Exercise instructions
Reproduce every record below exactly as written, leaving out any pictures.

######

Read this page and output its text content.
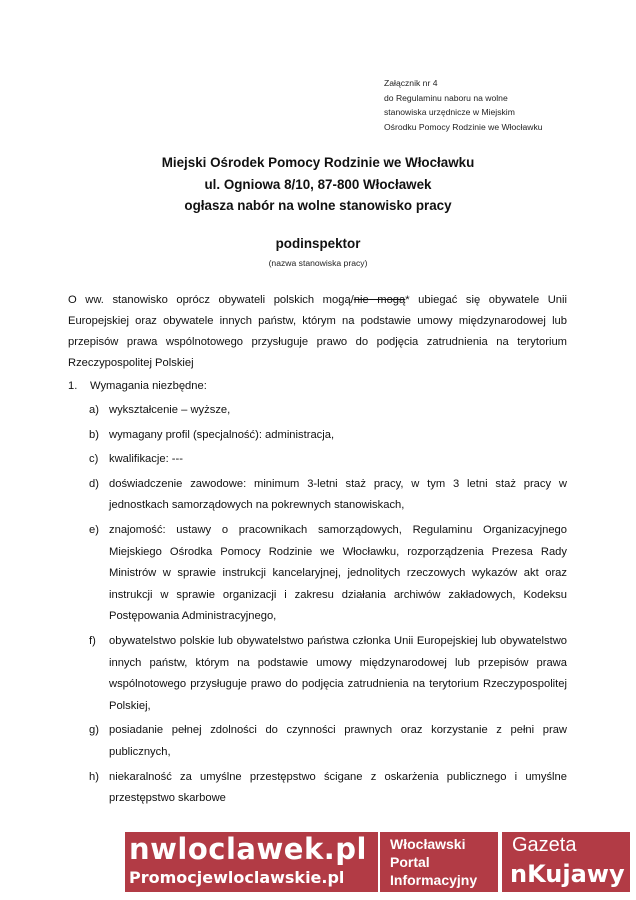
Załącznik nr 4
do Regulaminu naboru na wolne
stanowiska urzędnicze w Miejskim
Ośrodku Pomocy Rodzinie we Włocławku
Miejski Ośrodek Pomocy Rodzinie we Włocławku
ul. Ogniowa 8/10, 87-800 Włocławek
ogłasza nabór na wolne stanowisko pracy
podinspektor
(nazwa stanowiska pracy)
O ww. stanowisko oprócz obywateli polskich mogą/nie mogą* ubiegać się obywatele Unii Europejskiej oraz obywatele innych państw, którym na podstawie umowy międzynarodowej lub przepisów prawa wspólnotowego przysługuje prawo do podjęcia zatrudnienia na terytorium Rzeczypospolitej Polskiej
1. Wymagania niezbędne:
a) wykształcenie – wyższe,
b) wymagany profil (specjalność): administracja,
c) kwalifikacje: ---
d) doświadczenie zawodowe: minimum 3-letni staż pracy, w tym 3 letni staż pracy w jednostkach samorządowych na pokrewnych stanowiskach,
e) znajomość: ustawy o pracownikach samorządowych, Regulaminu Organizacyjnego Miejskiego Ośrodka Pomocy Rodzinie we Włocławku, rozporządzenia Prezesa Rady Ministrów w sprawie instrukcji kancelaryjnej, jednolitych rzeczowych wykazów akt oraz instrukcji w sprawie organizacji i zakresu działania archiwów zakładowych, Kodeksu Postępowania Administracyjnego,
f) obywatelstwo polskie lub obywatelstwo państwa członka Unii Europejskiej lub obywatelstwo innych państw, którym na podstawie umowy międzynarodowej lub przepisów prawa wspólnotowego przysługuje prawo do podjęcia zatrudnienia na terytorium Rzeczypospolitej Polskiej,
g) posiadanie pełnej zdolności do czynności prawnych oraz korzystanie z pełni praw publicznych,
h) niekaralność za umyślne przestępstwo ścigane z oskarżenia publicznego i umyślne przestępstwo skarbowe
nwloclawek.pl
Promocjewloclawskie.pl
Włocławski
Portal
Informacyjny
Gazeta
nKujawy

######

Complete answer
Read this page and output its text content.
Załącznik nr 4
do Regulaminu naboru na wolne
stanowiska urzędnicze w Miejskim
Ośrodku Pomocy Rodzinie we Włocławku
Miejski Ośrodek Pomocy Rodzinie we Włocławku
ul. Ogniowa 8/10, 87-800 Włocławek
ogłasza nabór na wolne stanowisko pracy
podinspektor
(nazwa stanowiska pracy)
O ww. stanowisko oprócz obywateli polskich mogą/nie mogą* ubiegać się obywatele Unii Europejskiej oraz obywatele innych państw, którym na podstawie umowy międzynarodowej lub przepisów prawa wspólnotowego przysługuje prawo do podjęcia zatrudnienia na terytorium Rzeczypospolitej Polskiej
1. Wymagania niezbędne:
a) wykształcenie – wyższe,
b) wymagany profil (specjalność): administracja,
c) kwalifikacje: ---
d) doświadczenie zawodowe: minimum 3-letni staż pracy, w tym 3 letni staż pracy w jednostkach samorządowych na pokrewnych stanowiskach,
e) znajomość: ustawy o pracownikach samorządowych, Regulaminu Organizacyjnego Miejskiego Ośrodka Pomocy Rodzinie we Włocławku, rozporządzenia Prezesa Rady Ministrów w sprawie instrukcji kancelaryjnej, jednolitych rzeczowych wykazów akt oraz instrukcji w sprawie organizacji i zakresu działania archiwów zakładowych, Kodeksu Postępowania Administracyjnego,
f) obywatelstwo polskie lub obywatelstwo państwa członka Unii Europejskiej lub obywatelstwo innych państw, którym na podstawie umowy międzynarodowej lub przepisów prawa wspólnotowego przysługuje prawo do podjęcia zatrudnienia na terytorium Rzeczypospolitej Polskiej,
g) posiadanie pełnej zdolności do czynności prawnych oraz korzystanie z pełni praw publicznych,
h) niekaralność za umyślne przestępstwo ścigane z oskarżenia publicznego i umyślne przestępstwo skarbowe
nwloclawek.pl
Promocjewloclawskie.pl
Włocławski
Portal
Informacyjny
Gazeta
nKujawy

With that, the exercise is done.